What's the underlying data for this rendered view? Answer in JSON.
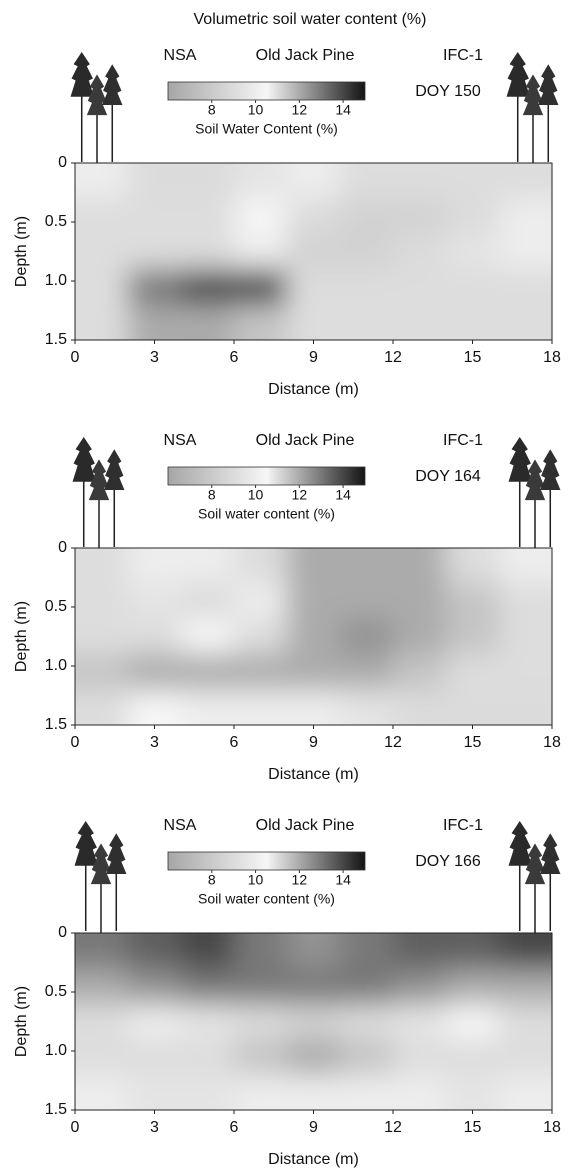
{
  "chart_data": [
    {
      "type": "heatmap",
      "title": "Volumetric soil water content (%)",
      "site": "NSA",
      "stand": "Old Jack Pine",
      "campaign": "IFC-1",
      "day": "DOY 150",
      "colorbar_label": "Soil Water Content (%)",
      "clim": [
        6,
        15
      ],
      "cbar_ticks": [
        8,
        10,
        12,
        14
      ],
      "colorscale": [
        "#a6a6a6",
        "#f6f6f6",
        "#141414"
      ],
      "xlabel": "Distance (m)",
      "ylabel": "Depth (m)",
      "xlim": [
        0,
        18
      ],
      "xticks": [
        0,
        3,
        6,
        9,
        12,
        15,
        18
      ],
      "ylim": [
        0,
        1.5
      ],
      "invert_y": true,
      "yticks": [
        0,
        0.5,
        {
          "value": 1,
          "label": "1.0"
        },
        1.5
      ],
      "x": [
        1,
        3,
        5,
        7,
        9,
        11,
        13,
        15,
        17
      ],
      "y": [
        0.15,
        0.45,
        0.75,
        1.05,
        1.35
      ],
      "values": [
        [
          10,
          9,
          9,
          9.5,
          10,
          11,
          11,
          11,
          11
        ],
        [
          11,
          11,
          11,
          10.5,
          9,
          8.5,
          8.5,
          9,
          10
        ],
        [
          11,
          11,
          11,
          10,
          8.5,
          8.5,
          9,
          9.5,
          10
        ],
        [
          11,
          13,
          14,
          14,
          11,
          11,
          11,
          11,
          11
        ],
        [
          11,
          12,
          12,
          11.5,
          11,
          11,
          11,
          11,
          11
        ]
      ]
    },
    {
      "type": "heatmap",
      "site": "NSA",
      "stand": "Old Jack Pine",
      "campaign": "IFC-1",
      "day": "DOY 164",
      "colorbar_label": "Soil water content (%)",
      "clim": [
        6,
        15
      ],
      "cbar_ticks": [
        8,
        10,
        12,
        14
      ],
      "colorscale": [
        "#a6a6a6",
        "#f6f6f6",
        "#141414"
      ],
      "xlabel": "Distance (m)",
      "ylabel": "Depth (m)",
      "xlim": [
        0,
        18
      ],
      "xticks": [
        0,
        3,
        6,
        9,
        12,
        15,
        18
      ],
      "ylim": [
        0,
        1.5
      ],
      "invert_y": true,
      "yticks": [
        0,
        0.5,
        {
          "value": 1,
          "label": "1.0"
        },
        1.5
      ],
      "x": [
        1,
        3,
        5,
        7,
        9,
        11,
        13,
        15,
        17
      ],
      "y": [
        0.15,
        0.45,
        0.75,
        1.05,
        1.35
      ],
      "values": [
        [
          11,
          10,
          10,
          11,
          12,
          12,
          12,
          11,
          10
        ],
        [
          11,
          9.5,
          9,
          10,
          12,
          12,
          12,
          11.5,
          11
        ],
        [
          11,
          11,
          10.5,
          11,
          12,
          12.5,
          12,
          11.5,
          11
        ],
        [
          11.5,
          12,
          12,
          12,
          12,
          12,
          11.5,
          11,
          11
        ],
        [
          11,
          10.5,
          10,
          10,
          10,
          9.5,
          9,
          9,
          9
        ]
      ]
    },
    {
      "type": "heatmap",
      "site": "NSA",
      "stand": "Old Jack Pine",
      "campaign": "IFC-1",
      "day": "DOY 166",
      "colorbar_label": "Soil water content (%)",
      "clim": [
        6,
        15
      ],
      "cbar_ticks": [
        8,
        10,
        12,
        14
      ],
      "colorscale": [
        "#a6a6a6",
        "#f6f6f6",
        "#141414"
      ],
      "xlabel": "Distance (m)",
      "ylabel": "Depth (m)",
      "xlim": [
        0,
        18
      ],
      "xticks": [
        0,
        3,
        6,
        9,
        12,
        15,
        18
      ],
      "ylim": [
        0,
        1.5
      ],
      "invert_y": true,
      "yticks": [
        0,
        0.5,
        {
          "value": 1,
          "label": "1.0"
        },
        1.5
      ],
      "x": [
        1,
        3,
        5,
        7,
        9,
        11,
        13,
        15,
        17
      ],
      "y": [
        0.15,
        0.45,
        0.75,
        1.05,
        1.35
      ],
      "values": [
        [
          13,
          13.5,
          14,
          13,
          12.5,
          13,
          13.5,
          13.5,
          14
        ],
        [
          12,
          12.5,
          13,
          13,
          13,
          13,
          12.5,
          12,
          12
        ],
        [
          11,
          10,
          9.5,
          9,
          8.5,
          9,
          9.5,
          10.5,
          11
        ],
        [
          11,
          11,
          11,
          11.5,
          12,
          11.5,
          11,
          11,
          11
        ],
        [
          10,
          9.5,
          9.5,
          10,
          10,
          10,
          10,
          9.5,
          10
        ]
      ]
    }
  ]
}
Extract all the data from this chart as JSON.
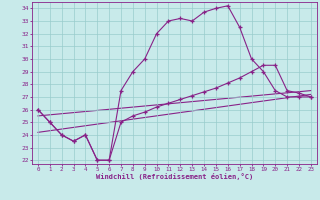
{
  "xlabel": "Windchill (Refroidissement éolien,°C)",
  "xlim": [
    -0.5,
    23.5
  ],
  "ylim": [
    21.7,
    34.5
  ],
  "yticks": [
    22,
    23,
    24,
    25,
    26,
    27,
    28,
    29,
    30,
    31,
    32,
    33,
    34
  ],
  "xticks": [
    0,
    1,
    2,
    3,
    4,
    5,
    6,
    7,
    8,
    9,
    10,
    11,
    12,
    13,
    14,
    15,
    16,
    17,
    18,
    19,
    20,
    21,
    22,
    23
  ],
  "bg_color": "#c8eaea",
  "line_color": "#882288",
  "grid_color": "#99cccc",
  "line1_x": [
    0,
    1,
    2,
    3,
    4,
    5,
    6,
    7,
    8,
    9,
    10,
    11,
    12,
    13,
    14,
    15,
    16,
    17,
    18,
    19,
    20,
    21,
    22,
    23
  ],
  "line1_y": [
    26.0,
    25.0,
    24.0,
    23.5,
    24.0,
    22.0,
    22.0,
    27.5,
    29.0,
    30.0,
    32.0,
    33.0,
    33.2,
    33.0,
    33.7,
    34.0,
    34.2,
    32.5,
    30.0,
    29.0,
    27.5,
    27.0,
    27.0,
    27.0
  ],
  "line2_x": [
    0,
    1,
    2,
    3,
    4,
    5,
    6,
    7,
    8,
    9,
    10,
    11,
    12,
    13,
    14,
    15,
    16,
    17,
    18,
    19,
    20,
    21,
    22,
    23
  ],
  "line2_y": [
    26.0,
    25.0,
    24.0,
    23.5,
    24.0,
    22.0,
    22.0,
    25.0,
    25.5,
    25.8,
    26.2,
    26.5,
    26.8,
    27.1,
    27.4,
    27.7,
    28.1,
    28.5,
    29.0,
    29.5,
    29.5,
    27.5,
    27.3,
    27.0
  ],
  "line3_x": [
    0,
    23
  ],
  "line3_y": [
    24.2,
    27.2
  ],
  "line4_x": [
    0,
    23
  ],
  "line4_y": [
    25.5,
    27.5
  ]
}
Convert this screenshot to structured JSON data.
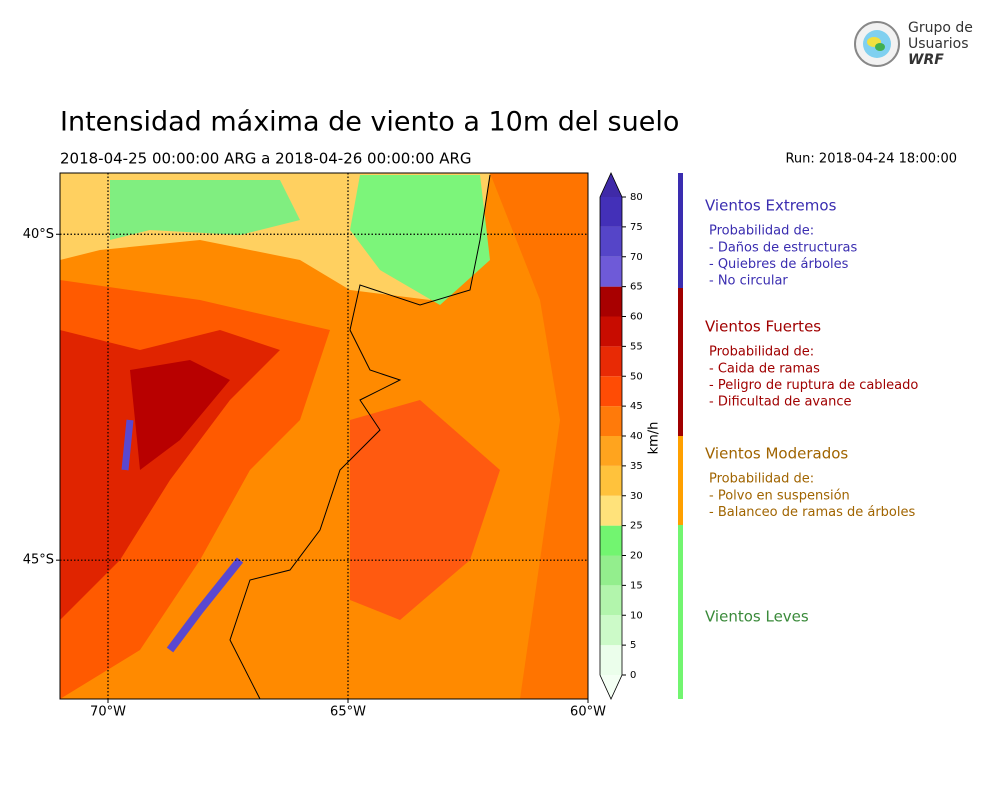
{
  "logo": {
    "line1": "Grupo de",
    "line2": "Usuarios",
    "line3": "WRF"
  },
  "title": "Intensidad máxima de viento a 10m del suelo",
  "subtitle": "2018-04-25 00:00:00 ARG  a  2018-04-26 00:00:00 ARG",
  "run": "Run: 2018-04-24 18:00:00",
  "map": {
    "xlim": [
      -71,
      -60
    ],
    "ylim": [
      -47.13,
      -39.06
    ],
    "xticks": [
      {
        "value": -70,
        "label": "70°W"
      },
      {
        "value": -65,
        "label": "65°W"
      },
      {
        "value": -60,
        "label": "60°W"
      }
    ],
    "yticks": [
      {
        "value": -40,
        "label": "40°S"
      },
      {
        "value": -45,
        "label": "45°S"
      }
    ]
  },
  "colorbar": {
    "label": "km/h",
    "ticks": [
      0,
      5,
      10,
      15,
      20,
      25,
      30,
      35,
      40,
      45,
      50,
      55,
      60,
      65,
      70,
      75,
      80
    ],
    "colors": [
      "#ebfeeb",
      "#ccfac8",
      "#b2f5ac",
      "#93ee8d",
      "#72f570",
      "#ffe27a",
      "#ffc23c",
      "#ffa41e",
      "#ff7a0a",
      "#ff4c05",
      "#e82a05",
      "#c80c00",
      "#a80000",
      "#6e5ad8",
      "#5545c8",
      "#4330b8"
    ],
    "under_color": "#f4fff4",
    "over_color": "#3f2aa8"
  },
  "legend": [
    {
      "title": "Vientos Extremos",
      "color": "#3a2db0",
      "text_color": "#3a2db0",
      "heading": "Probabilidad de:",
      "items": [
        "- Daños de estructuras",
        "- Quiebres de árboles",
        "- No circular"
      ]
    },
    {
      "title": "Vientos Fuertes",
      "color": "#a00000",
      "text_color": "#a00000",
      "heading": "Probabilidad de:",
      "items": [
        "- Caida de ramas",
        "- Peligro de ruptura de cableado",
        "- Dificultad de avance"
      ]
    },
    {
      "title": "Vientos Moderados",
      "color": "#ffa000",
      "text_color": "#a06400",
      "heading": "Probabilidad de:",
      "items": [
        "- Polvo en suspensión",
        "- Balanceo de ramas de árboles"
      ]
    },
    {
      "title": "Vientos Leves",
      "color": "#72f570",
      "text_color": "#3a8a3a",
      "items": []
    }
  ]
}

━━━━━━━━

**GIVEN PROBLEM:** Pull every line holding "Vientos" out of the records.

**SOLUTION FOR THIS TASK:**
      "title": "Vientos Extremos",
      "title": "Vientos Fuertes",
      "title": "Vientos Moderados",
      "title": "Vientos Leves",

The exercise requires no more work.